======== Extracted material

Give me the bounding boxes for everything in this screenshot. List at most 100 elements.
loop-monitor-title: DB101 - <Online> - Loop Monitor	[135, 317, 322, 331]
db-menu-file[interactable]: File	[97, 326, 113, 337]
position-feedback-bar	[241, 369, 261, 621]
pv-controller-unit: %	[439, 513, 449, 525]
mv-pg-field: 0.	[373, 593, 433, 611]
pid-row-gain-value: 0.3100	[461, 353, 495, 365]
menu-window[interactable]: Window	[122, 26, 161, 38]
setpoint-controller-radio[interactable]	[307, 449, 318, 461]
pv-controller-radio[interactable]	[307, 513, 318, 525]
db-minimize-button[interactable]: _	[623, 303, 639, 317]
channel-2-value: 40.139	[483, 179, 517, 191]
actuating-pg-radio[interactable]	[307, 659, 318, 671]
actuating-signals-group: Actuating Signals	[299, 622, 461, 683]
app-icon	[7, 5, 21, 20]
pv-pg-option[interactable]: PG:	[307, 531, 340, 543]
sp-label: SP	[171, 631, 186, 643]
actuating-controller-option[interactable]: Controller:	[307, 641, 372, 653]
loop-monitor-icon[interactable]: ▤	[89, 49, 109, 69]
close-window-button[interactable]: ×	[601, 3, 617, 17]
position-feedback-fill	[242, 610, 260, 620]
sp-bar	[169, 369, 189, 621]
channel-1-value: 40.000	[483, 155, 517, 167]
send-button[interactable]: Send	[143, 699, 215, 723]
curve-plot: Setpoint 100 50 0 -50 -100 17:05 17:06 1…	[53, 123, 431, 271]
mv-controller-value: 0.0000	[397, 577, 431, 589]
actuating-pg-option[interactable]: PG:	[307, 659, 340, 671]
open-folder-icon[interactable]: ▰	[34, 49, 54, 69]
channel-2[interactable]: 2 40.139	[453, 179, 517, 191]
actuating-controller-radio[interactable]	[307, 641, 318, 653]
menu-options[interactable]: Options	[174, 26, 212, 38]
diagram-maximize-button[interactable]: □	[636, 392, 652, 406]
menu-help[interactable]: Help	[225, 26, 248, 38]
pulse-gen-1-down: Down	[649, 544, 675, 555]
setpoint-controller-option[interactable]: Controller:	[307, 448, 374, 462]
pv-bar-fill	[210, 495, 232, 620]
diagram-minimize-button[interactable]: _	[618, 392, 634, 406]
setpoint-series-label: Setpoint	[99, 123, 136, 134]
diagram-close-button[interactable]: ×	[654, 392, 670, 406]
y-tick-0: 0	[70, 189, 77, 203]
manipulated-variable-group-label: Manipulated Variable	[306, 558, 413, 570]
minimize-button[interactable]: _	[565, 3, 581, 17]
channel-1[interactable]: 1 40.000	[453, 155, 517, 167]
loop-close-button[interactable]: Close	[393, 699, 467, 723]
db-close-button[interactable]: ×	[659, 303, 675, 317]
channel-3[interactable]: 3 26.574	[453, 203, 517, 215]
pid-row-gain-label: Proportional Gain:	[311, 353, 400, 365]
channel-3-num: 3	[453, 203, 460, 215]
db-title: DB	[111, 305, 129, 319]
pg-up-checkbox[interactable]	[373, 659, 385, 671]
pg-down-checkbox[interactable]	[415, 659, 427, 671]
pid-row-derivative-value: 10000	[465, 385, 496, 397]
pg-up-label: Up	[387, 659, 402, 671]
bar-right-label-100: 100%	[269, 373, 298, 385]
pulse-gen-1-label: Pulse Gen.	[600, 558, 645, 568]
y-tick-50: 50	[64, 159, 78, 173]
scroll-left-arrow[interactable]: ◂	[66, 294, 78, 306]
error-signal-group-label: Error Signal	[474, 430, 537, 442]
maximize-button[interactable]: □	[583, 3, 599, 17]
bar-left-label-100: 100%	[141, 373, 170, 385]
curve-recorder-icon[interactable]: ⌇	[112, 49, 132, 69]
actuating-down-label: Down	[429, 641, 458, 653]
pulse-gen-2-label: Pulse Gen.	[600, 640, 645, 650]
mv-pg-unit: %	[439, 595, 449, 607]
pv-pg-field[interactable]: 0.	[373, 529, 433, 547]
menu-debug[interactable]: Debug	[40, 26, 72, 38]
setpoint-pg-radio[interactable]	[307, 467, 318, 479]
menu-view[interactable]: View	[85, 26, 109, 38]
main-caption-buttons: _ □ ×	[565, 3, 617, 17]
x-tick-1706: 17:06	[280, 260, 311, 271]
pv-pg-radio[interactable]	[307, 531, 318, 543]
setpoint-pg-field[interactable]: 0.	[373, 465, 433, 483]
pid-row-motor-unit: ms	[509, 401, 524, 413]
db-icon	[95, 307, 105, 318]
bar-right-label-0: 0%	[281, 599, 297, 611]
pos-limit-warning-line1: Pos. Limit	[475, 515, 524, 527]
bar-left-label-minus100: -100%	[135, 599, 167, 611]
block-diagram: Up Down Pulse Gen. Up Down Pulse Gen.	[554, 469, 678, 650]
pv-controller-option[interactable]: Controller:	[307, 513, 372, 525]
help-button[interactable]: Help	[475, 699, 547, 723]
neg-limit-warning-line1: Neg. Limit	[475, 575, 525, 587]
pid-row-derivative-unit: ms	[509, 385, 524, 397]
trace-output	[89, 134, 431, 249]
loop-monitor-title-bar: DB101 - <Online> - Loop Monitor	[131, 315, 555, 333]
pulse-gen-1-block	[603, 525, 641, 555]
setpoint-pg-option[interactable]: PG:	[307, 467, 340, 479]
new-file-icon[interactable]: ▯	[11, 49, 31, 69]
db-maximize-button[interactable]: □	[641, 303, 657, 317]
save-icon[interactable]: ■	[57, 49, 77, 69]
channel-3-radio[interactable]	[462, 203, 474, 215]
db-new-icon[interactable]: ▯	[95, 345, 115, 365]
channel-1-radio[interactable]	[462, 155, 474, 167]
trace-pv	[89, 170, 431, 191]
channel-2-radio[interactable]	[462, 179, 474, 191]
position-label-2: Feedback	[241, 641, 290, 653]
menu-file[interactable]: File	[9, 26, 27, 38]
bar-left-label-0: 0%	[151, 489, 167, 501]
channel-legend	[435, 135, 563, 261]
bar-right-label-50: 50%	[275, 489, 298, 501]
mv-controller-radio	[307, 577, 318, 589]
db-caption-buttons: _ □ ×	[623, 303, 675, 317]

================

#### [Problem to work on]
Please repeat all the items above, substituting "Loop Display" for every "Loop Monitor" and leaving everything else untouched.

#### [Solved problem]
Give me the bounding boxes for everything in this screenshot. List at most 100 elements.
loop-monitor-title: DB101 - <Online> - Loop Display	[135, 317, 322, 331]
db-menu-file[interactable]: File	[97, 326, 113, 337]
position-feedback-bar	[241, 369, 261, 621]
pv-controller-unit: %	[439, 513, 449, 525]
mv-pg-field: 0.	[373, 593, 433, 611]
pid-row-gain-value: 0.3100	[461, 353, 495, 365]
menu-window[interactable]: Window	[122, 26, 161, 38]
setpoint-controller-radio[interactable]	[307, 449, 318, 461]
pv-controller-radio[interactable]	[307, 513, 318, 525]
db-minimize-button[interactable]: _	[623, 303, 639, 317]
channel-2-value: 40.139	[483, 179, 517, 191]
actuating-pg-radio[interactable]	[307, 659, 318, 671]
actuating-signals-group: Actuating Signals	[299, 622, 461, 683]
app-icon	[7, 5, 21, 20]
pv-pg-option[interactable]: PG:	[307, 531, 340, 543]
sp-label: SP	[171, 631, 186, 643]
actuating-controller-option[interactable]: Controller:	[307, 641, 372, 653]
loop-monitor-icon[interactable]: ▤	[89, 49, 109, 69]
close-window-button[interactable]: ×	[601, 3, 617, 17]
position-feedback-fill	[242, 610, 260, 620]
sp-bar	[169, 369, 189, 621]
channel-1-value: 40.000	[483, 155, 517, 167]
send-button[interactable]: Send	[143, 699, 215, 723]
curve-plot: Setpoint 100 50 0 -50 -100 17:05 17:06 1…	[53, 123, 431, 271]
mv-controller-value: 0.0000	[397, 577, 431, 589]
actuating-pg-option[interactable]: PG:	[307, 659, 340, 671]
open-folder-icon[interactable]: ▰	[34, 49, 54, 69]
channel-2[interactable]: 2 40.139	[453, 179, 517, 191]
actuating-controller-radio[interactable]	[307, 641, 318, 653]
menu-options[interactable]: Options	[174, 26, 212, 38]
diagram-maximize-button[interactable]: □	[636, 392, 652, 406]
menu-help[interactable]: Help	[225, 26, 248, 38]
pulse-gen-1-down: Down	[649, 544, 675, 555]
setpoint-controller-option[interactable]: Controller:	[307, 448, 374, 462]
pv-bar-fill	[210, 495, 232, 620]
diagram-minimize-button[interactable]: _	[618, 392, 634, 406]
setpoint-series-label: Setpoint	[99, 123, 136, 134]
diagram-close-button[interactable]: ×	[654, 392, 670, 406]
y-tick-0: 0	[70, 189, 77, 203]
manipulated-variable-group-label: Manipulated Variable	[306, 558, 413, 570]
minimize-button[interactable]: _	[565, 3, 581, 17]
channel-1[interactable]: 1 40.000	[453, 155, 517, 167]
loop-close-button[interactable]: Close	[393, 699, 467, 723]
db-close-button[interactable]: ×	[659, 303, 675, 317]
channel-3[interactable]: 3 26.574	[453, 203, 517, 215]
pid-row-gain-label: Proportional Gain:	[311, 353, 400, 365]
channel-3-num: 3	[453, 203, 460, 215]
db-title: DB	[111, 305, 129, 319]
pg-up-checkbox[interactable]	[373, 659, 385, 671]
pg-down-checkbox[interactable]	[415, 659, 427, 671]
pid-row-derivative-value: 10000	[465, 385, 496, 397]
pg-up-label: Up	[387, 659, 402, 671]
bar-right-label-100: 100%	[269, 373, 298, 385]
pulse-gen-1-label: Pulse Gen.	[600, 558, 645, 568]
y-tick-50: 50	[64, 159, 78, 173]
scroll-left-arrow[interactable]: ◂	[66, 294, 78, 306]
error-signal-group-label: Error Signal	[474, 430, 537, 442]
maximize-button[interactable]: □	[583, 3, 599, 17]
bar-left-label-100: 100%	[141, 373, 170, 385]
curve-recorder-icon[interactable]: ⌇	[112, 49, 132, 69]
actuating-down-label: Down	[429, 641, 458, 653]
pulse-gen-2-label: Pulse Gen.	[600, 640, 645, 650]
mv-pg-unit: %	[439, 595, 449, 607]
pv-pg-field[interactable]: 0.	[373, 529, 433, 547]
menu-debug[interactable]: Debug	[40, 26, 72, 38]
setpoint-pg-radio[interactable]	[307, 467, 318, 479]
menu-view[interactable]: View	[85, 26, 109, 38]
main-caption-buttons: _ □ ×	[565, 3, 617, 17]
x-tick-1706: 17:06	[280, 260, 311, 271]
pv-pg-radio[interactable]	[307, 531, 318, 543]
setpoint-pg-field[interactable]: 0.	[373, 465, 433, 483]
pid-row-motor-unit: ms	[509, 401, 524, 413]
db-icon	[95, 307, 105, 318]
bar-right-label-0: 0%	[281, 599, 297, 611]
pos-limit-warning-line1: Pos. Limit	[475, 515, 524, 527]
bar-left-label-minus100: -100%	[135, 599, 167, 611]
block-diagram: Up Down Pulse Gen. Up Down Pulse Gen.	[554, 469, 678, 650]
pv-controller-option[interactable]: Controller:	[307, 513, 372, 525]
help-button[interactable]: Help	[475, 699, 547, 723]
neg-limit-warning-line1: Neg. Limit	[475, 575, 525, 587]
pid-row-derivative-unit: ms	[509, 385, 524, 397]
trace-output	[89, 134, 431, 249]
loop-monitor-title-bar: DB101 - <Online> - Loop Display	[131, 315, 555, 333]
pulse-gen-1-block	[603, 525, 641, 555]
setpoint-pg-option[interactable]: PG:	[307, 467, 340, 479]
new-file-icon[interactable]: ▯	[11, 49, 31, 69]
db-maximize-button[interactable]: □	[641, 303, 657, 317]
save-icon[interactable]: ■	[57, 49, 77, 69]
channel-3-radio[interactable]	[462, 203, 474, 215]
db-new-icon[interactable]: ▯	[95, 345, 115, 365]
channel-1-radio[interactable]	[462, 155, 474, 167]
trace-pv	[89, 170, 431, 191]
channel-2-radio[interactable]	[462, 179, 474, 191]
position-label-2: Feedback	[241, 641, 290, 653]
menu-file[interactable]: File	[9, 26, 27, 38]
bar-left-label-0: 0%	[151, 489, 167, 501]
channel-legend	[435, 135, 563, 261]
bar-right-label-50: 50%	[275, 489, 298, 501]
mv-controller-radio	[307, 577, 318, 589]
db-caption-buttons: _ □ ×	[623, 303, 675, 317]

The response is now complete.